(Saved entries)
● ● ● ● ● ● ●

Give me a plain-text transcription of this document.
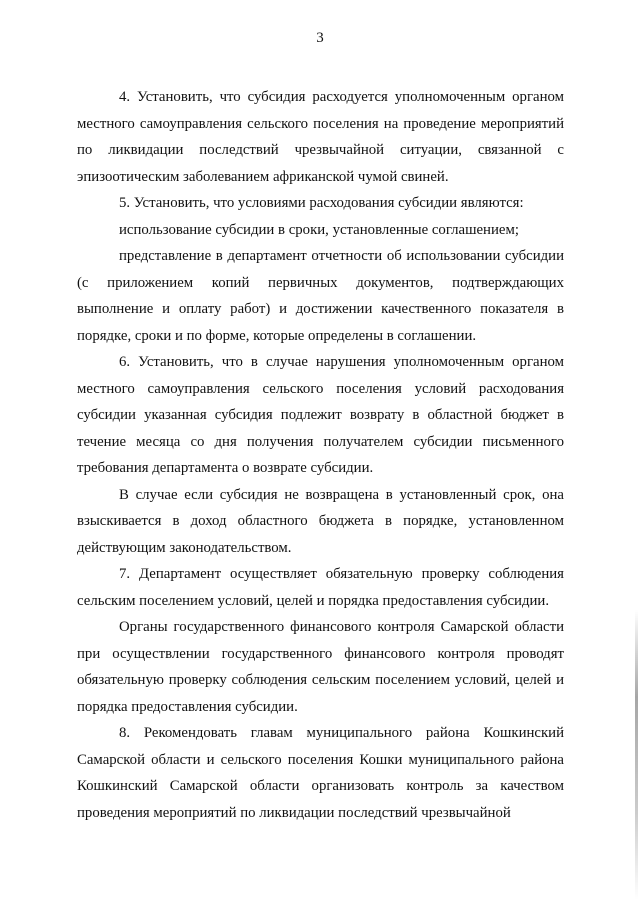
3

4. Установить, что субсидия расходуется уполномоченным органом местного самоуправления сельского поселения на проведение мероприятий по ликвидации последствий чрезвычайной ситуации, связанной с эпизоотическим заболеванием африканской чумой свиней.

5. Установить, что условиями расходования субсидии являются:

использование субсидии в сроки, установленные соглашением;

представление в департамент отчетности об использовании субсидии (с приложением копий первичных документов, подтверждающих выполнение и оплату работ) и достижении качественного показателя в порядке, сроки и по форме, которые определены в соглашении.

6. Установить, что в случае нарушения уполномоченным органом местного самоуправления сельского поселения условий расходования субсидии указанная субсидия подлежит возврату в областной бюджет в течение месяца со дня получения получателем субсидии письменного требования департамента о возврате субсидии.

В случае если субсидия не возвращена в установленный срок, она взыскивается в доход областного бюджета в порядке, установленном действующим законодательством.

7. Департамент осуществляет обязательную проверку соблюдения сельским поселением условий, целей и порядка предоставления субсидии.

Органы государственного финансового контроля Самарской области при осуществлении государственного финансового контроля проводят обязательную проверку соблюдения сельским поселением условий, целей и порядка предоставления субсидии.

8. Рекомендовать главам муниципального района Кошкинский Самарской области и сельского поселения Кошки муниципального района Кошкинский Самарской области организовать контроль за качеством проведения мероприятий по ликвидации последствий чрезвычайной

● ● ● ● ● ● ●

What you have to do:
Except for the pictures, copy the material above exactly.

Correct answer:
Give me a plain-text transcription of this document.
3

4. Установить, что субсидия расходуется уполномоченным органом местного самоуправления сельского поселения на проведение мероприятий по ликвидации последствий чрезвычайной ситуации, связанной с эпизоотическим заболеванием африканской чумой свиней.

5. Установить, что условиями расходования субсидии являются:

использование субсидии в сроки, установленные соглашением;

представление в департамент отчетности об использовании субсидии (с приложением копий первичных документов, подтверждающих выполнение и оплату работ) и достижении качественного показателя в порядке, сроки и по форме, которые определены в соглашении.

6. Установить, что в случае нарушения уполномоченным органом местного самоуправления сельского поселения условий расходования субсидии указанная субсидия подлежит возврату в областной бюджет в течение месяца со дня получения получателем субсидии письменного требования департамента о возврате субсидии.

В случае если субсидия не возвращена в установленный срок, она взыскивается в доход областного бюджета в порядке, установленном действующим законодательством.

7. Департамент осуществляет обязательную проверку соблюдения сельским поселением условий, целей и порядка предоставления субсидии.

Органы государственного финансового контроля Самарской области при осуществлении государственного финансового контроля проводят обязательную проверку соблюдения сельским поселением условий, целей и порядка предоставления субсидии.

8. Рекомендовать главам муниципального района Кошкинский Самарской области и сельского поселения Кошки муниципального района Кошкинский Самарской области организовать контроль за качеством проведения мероприятий по ликвидации последствий чрезвычайной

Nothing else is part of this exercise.